[START RECORDS FOR PROCESSING]

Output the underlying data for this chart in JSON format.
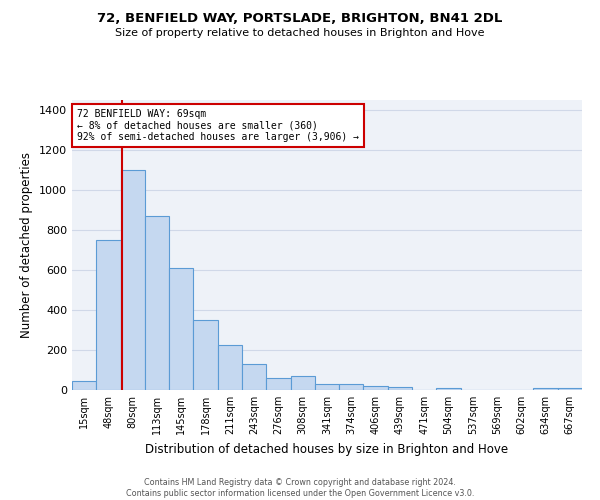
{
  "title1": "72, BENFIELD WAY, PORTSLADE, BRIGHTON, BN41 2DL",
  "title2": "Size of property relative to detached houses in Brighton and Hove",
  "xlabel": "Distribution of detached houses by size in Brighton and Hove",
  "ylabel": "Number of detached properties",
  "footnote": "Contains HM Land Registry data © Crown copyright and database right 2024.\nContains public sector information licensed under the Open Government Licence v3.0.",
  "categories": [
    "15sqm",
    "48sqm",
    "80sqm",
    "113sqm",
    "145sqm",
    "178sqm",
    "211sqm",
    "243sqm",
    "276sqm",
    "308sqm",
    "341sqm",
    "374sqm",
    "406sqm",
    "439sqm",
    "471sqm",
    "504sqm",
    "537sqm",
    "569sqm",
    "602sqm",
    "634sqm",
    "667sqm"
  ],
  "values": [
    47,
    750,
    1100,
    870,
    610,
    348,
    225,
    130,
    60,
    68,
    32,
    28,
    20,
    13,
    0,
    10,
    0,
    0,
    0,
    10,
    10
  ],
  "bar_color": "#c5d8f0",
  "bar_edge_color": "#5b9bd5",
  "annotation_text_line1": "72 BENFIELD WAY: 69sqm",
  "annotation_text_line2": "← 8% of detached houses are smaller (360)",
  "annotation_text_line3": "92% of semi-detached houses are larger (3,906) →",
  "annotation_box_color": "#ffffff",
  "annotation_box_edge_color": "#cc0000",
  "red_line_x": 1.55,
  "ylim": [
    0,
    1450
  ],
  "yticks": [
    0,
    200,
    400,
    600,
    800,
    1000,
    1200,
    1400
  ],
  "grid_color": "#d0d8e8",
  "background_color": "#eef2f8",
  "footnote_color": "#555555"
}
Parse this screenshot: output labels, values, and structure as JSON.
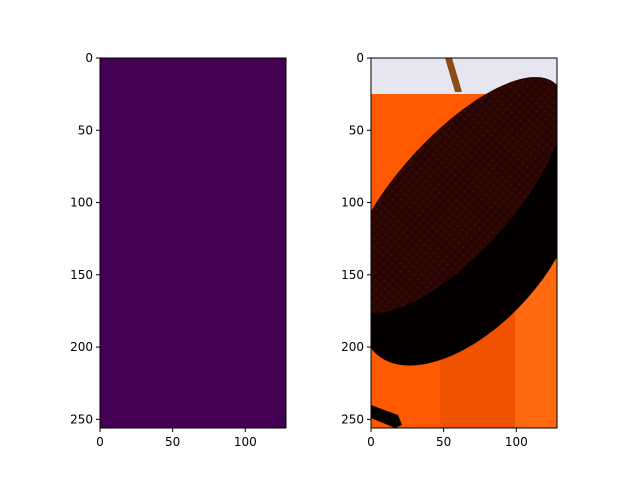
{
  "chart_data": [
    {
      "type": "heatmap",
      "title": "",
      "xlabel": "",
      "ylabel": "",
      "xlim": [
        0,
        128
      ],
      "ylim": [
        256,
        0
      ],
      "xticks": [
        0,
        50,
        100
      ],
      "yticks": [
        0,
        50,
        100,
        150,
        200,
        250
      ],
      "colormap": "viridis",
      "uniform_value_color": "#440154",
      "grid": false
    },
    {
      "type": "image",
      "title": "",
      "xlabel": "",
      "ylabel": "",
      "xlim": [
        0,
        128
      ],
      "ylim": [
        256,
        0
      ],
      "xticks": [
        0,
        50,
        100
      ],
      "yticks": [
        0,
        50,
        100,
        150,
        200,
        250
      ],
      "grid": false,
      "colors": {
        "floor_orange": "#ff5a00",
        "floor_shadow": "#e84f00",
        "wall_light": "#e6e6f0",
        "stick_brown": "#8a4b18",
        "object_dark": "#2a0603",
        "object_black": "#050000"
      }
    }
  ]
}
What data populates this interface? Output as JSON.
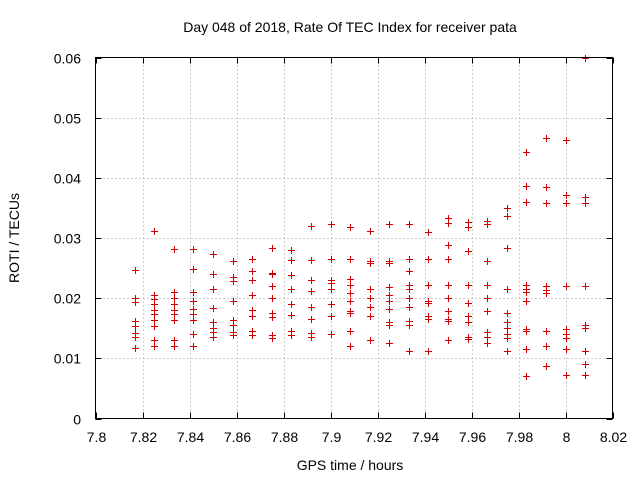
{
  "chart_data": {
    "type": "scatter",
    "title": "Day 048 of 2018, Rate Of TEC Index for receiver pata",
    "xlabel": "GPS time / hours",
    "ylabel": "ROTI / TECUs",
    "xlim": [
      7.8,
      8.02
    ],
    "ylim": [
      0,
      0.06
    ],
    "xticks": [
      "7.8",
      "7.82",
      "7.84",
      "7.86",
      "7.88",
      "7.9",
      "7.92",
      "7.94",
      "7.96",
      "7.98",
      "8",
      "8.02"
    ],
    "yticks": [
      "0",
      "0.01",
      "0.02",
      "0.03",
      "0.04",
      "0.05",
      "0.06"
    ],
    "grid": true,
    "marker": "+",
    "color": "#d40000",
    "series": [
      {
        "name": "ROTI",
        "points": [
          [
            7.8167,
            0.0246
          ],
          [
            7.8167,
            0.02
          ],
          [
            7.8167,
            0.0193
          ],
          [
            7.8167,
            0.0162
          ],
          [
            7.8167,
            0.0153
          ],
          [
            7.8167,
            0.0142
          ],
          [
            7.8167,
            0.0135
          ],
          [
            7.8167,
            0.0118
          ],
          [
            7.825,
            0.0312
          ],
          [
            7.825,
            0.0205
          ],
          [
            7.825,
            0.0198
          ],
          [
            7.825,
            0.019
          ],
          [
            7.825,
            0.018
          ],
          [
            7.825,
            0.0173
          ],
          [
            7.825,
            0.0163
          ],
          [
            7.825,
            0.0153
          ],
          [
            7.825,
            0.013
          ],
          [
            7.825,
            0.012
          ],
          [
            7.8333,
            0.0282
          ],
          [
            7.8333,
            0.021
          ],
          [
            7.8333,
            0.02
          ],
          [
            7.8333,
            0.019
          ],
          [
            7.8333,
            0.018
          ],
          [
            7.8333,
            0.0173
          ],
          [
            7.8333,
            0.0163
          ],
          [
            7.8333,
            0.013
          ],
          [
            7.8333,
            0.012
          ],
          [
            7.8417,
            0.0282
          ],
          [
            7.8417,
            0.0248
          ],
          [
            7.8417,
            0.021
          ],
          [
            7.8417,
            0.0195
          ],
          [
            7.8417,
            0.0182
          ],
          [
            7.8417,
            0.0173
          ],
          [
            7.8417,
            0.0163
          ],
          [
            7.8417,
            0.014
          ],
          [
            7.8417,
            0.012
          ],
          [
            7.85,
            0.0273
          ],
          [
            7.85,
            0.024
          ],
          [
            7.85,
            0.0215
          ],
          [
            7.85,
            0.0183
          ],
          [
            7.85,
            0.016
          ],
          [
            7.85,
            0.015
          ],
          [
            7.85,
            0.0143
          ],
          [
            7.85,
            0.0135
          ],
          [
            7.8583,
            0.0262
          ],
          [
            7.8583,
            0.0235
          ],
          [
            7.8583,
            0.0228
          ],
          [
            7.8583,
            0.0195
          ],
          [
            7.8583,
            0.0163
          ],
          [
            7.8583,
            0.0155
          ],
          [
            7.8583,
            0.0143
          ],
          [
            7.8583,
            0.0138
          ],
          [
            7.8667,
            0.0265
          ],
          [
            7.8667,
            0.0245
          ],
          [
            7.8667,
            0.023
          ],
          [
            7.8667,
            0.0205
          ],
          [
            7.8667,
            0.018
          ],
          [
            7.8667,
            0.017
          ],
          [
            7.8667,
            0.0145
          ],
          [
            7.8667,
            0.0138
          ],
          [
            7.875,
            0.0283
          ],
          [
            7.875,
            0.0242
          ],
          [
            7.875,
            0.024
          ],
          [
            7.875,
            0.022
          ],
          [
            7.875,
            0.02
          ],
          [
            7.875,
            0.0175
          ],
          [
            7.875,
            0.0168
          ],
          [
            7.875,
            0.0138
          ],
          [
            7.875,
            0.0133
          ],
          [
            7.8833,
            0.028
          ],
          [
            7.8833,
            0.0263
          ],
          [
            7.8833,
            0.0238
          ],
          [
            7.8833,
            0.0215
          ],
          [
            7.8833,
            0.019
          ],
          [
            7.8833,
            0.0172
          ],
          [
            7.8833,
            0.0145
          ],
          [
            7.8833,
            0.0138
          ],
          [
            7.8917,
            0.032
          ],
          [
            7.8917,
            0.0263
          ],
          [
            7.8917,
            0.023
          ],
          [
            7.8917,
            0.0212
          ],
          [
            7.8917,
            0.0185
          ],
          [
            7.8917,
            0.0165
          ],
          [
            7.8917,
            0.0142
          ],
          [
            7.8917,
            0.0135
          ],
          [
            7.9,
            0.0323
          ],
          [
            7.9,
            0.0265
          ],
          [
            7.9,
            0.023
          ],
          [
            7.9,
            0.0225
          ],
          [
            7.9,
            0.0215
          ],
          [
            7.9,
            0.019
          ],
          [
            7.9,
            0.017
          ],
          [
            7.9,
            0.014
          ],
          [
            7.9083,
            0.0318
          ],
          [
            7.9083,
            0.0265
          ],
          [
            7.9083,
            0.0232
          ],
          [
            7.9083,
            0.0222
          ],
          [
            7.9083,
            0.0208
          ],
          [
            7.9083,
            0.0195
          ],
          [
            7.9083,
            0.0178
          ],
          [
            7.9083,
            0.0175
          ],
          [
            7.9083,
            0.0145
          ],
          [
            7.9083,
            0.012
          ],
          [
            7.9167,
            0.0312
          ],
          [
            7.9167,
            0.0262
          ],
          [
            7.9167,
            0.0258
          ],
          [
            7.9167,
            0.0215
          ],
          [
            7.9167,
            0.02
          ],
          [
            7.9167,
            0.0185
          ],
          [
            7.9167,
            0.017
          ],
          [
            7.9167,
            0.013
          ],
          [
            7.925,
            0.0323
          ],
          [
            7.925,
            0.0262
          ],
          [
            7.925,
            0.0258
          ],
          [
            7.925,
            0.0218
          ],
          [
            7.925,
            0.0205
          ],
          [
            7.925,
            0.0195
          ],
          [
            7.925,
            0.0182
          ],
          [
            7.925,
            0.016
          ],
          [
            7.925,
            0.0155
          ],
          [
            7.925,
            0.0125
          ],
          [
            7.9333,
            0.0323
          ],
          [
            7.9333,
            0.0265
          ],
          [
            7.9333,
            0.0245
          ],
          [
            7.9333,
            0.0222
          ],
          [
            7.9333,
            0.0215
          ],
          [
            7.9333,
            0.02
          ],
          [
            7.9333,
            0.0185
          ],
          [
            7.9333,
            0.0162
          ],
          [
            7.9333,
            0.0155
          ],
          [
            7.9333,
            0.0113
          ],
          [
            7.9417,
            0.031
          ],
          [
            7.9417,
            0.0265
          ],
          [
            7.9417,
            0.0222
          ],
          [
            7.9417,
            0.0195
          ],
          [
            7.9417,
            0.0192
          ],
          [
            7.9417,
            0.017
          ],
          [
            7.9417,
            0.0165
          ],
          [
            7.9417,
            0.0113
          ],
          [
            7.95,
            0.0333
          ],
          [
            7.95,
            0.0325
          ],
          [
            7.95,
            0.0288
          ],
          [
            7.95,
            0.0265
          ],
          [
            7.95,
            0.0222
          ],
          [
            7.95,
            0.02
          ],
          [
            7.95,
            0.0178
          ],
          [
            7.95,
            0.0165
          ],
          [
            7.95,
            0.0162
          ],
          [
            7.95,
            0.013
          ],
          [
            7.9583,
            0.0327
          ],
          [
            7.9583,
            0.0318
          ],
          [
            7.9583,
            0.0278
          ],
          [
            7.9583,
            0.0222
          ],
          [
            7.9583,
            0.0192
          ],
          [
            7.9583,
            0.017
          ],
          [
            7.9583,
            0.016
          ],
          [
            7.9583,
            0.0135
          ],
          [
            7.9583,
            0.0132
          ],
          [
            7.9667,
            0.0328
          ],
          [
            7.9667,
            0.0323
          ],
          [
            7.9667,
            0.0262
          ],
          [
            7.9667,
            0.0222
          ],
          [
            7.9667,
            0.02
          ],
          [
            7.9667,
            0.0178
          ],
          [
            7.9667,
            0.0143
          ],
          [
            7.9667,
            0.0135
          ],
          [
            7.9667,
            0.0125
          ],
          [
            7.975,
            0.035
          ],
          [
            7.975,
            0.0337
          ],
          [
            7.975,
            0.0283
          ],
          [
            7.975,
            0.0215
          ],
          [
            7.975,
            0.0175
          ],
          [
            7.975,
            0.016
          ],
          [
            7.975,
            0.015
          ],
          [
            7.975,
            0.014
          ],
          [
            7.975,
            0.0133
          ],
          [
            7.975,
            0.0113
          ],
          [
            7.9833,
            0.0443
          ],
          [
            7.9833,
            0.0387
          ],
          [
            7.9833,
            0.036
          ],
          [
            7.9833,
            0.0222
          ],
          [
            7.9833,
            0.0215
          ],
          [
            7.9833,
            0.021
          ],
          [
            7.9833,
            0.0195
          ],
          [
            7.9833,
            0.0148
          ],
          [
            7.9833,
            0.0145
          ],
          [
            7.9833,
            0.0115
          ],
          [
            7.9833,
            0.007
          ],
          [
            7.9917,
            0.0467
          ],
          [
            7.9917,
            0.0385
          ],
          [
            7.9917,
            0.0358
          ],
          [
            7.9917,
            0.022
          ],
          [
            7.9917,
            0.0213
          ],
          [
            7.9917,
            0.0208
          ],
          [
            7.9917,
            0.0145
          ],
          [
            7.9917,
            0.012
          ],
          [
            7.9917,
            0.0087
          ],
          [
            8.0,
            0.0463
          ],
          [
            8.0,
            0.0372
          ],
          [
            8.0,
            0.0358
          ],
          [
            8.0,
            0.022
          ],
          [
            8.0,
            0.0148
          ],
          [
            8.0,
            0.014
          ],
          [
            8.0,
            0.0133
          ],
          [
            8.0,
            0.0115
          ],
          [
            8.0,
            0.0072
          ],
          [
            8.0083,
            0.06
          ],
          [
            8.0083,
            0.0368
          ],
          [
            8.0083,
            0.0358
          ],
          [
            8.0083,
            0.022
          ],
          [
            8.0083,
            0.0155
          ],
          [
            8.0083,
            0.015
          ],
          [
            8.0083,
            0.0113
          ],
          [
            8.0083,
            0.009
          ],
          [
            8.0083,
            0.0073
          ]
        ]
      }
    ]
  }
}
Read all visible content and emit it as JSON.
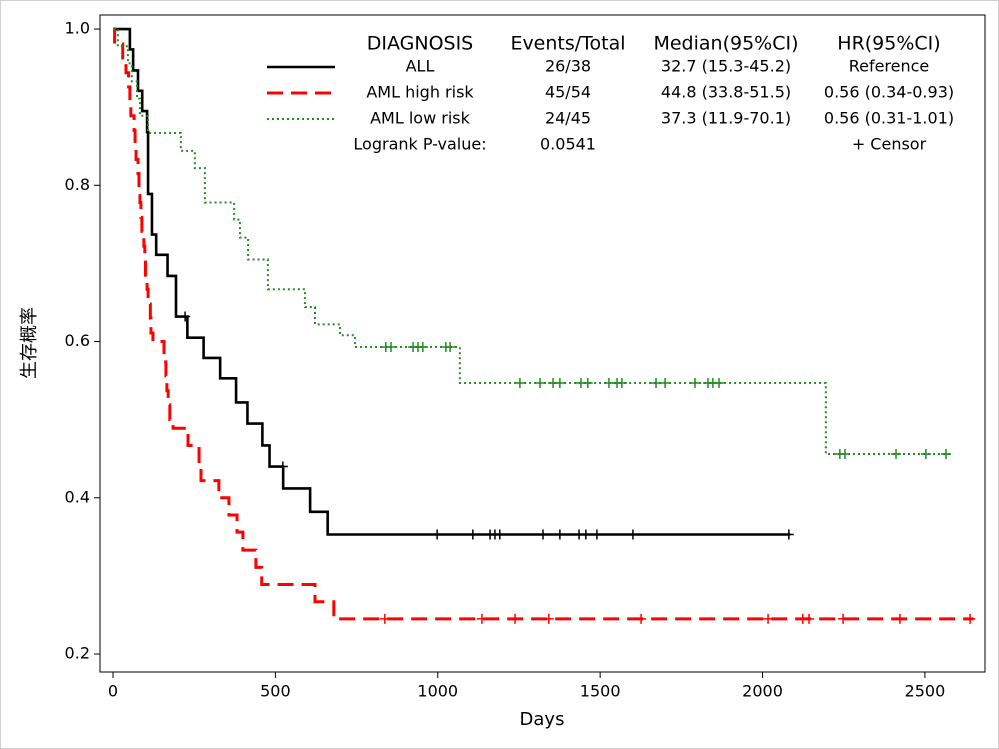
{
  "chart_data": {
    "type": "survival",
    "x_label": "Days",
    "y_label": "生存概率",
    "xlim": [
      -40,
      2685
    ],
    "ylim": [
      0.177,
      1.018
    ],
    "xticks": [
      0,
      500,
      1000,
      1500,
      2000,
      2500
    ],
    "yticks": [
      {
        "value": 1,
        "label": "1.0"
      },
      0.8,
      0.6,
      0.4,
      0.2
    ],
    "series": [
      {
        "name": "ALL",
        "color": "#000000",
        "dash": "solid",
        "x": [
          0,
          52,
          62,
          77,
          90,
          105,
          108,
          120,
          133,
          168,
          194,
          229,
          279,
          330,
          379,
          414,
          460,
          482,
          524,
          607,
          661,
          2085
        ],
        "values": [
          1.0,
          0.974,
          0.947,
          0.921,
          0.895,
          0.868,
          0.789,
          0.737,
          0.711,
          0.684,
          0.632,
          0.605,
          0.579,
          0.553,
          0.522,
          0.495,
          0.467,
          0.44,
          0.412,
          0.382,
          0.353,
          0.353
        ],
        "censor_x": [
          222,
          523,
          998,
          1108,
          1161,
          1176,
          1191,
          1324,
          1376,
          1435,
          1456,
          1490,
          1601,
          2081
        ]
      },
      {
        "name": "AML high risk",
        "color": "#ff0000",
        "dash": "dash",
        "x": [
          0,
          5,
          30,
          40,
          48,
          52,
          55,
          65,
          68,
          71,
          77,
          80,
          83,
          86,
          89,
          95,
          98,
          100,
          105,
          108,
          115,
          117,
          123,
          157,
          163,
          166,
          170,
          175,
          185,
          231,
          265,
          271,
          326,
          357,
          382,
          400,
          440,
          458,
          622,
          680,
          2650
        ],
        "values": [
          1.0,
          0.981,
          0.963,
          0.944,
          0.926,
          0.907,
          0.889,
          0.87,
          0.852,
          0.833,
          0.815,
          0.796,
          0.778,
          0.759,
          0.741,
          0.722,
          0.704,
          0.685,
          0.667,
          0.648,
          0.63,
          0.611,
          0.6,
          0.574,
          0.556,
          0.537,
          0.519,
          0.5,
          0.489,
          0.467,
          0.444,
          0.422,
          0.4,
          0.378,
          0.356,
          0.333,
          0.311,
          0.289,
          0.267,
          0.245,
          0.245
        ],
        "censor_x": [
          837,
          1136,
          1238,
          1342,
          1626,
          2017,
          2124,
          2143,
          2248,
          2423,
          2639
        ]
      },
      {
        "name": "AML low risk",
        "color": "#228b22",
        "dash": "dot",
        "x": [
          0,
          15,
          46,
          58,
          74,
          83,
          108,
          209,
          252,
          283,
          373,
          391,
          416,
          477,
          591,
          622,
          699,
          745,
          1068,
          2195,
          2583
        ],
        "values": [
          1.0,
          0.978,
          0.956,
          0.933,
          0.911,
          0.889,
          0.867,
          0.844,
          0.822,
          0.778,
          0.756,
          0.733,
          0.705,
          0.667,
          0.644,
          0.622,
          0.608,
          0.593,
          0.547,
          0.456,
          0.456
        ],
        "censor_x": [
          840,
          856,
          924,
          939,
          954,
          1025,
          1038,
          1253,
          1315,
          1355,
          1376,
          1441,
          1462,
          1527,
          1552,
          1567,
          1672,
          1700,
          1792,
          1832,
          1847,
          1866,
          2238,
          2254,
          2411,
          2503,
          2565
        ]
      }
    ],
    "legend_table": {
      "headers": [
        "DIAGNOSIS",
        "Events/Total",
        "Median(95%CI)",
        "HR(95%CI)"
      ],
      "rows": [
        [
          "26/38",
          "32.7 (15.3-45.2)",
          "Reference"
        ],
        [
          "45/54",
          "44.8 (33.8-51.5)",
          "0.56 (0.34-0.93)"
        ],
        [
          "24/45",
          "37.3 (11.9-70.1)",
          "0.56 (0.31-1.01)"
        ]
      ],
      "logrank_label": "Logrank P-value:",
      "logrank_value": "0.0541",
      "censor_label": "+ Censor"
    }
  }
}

[END RECORDS FOR PROCESSING]

| DIRECTIVE |
Write down only the number of lines that contain the string "detached" in the listing.

| FINAL ANSWER |
5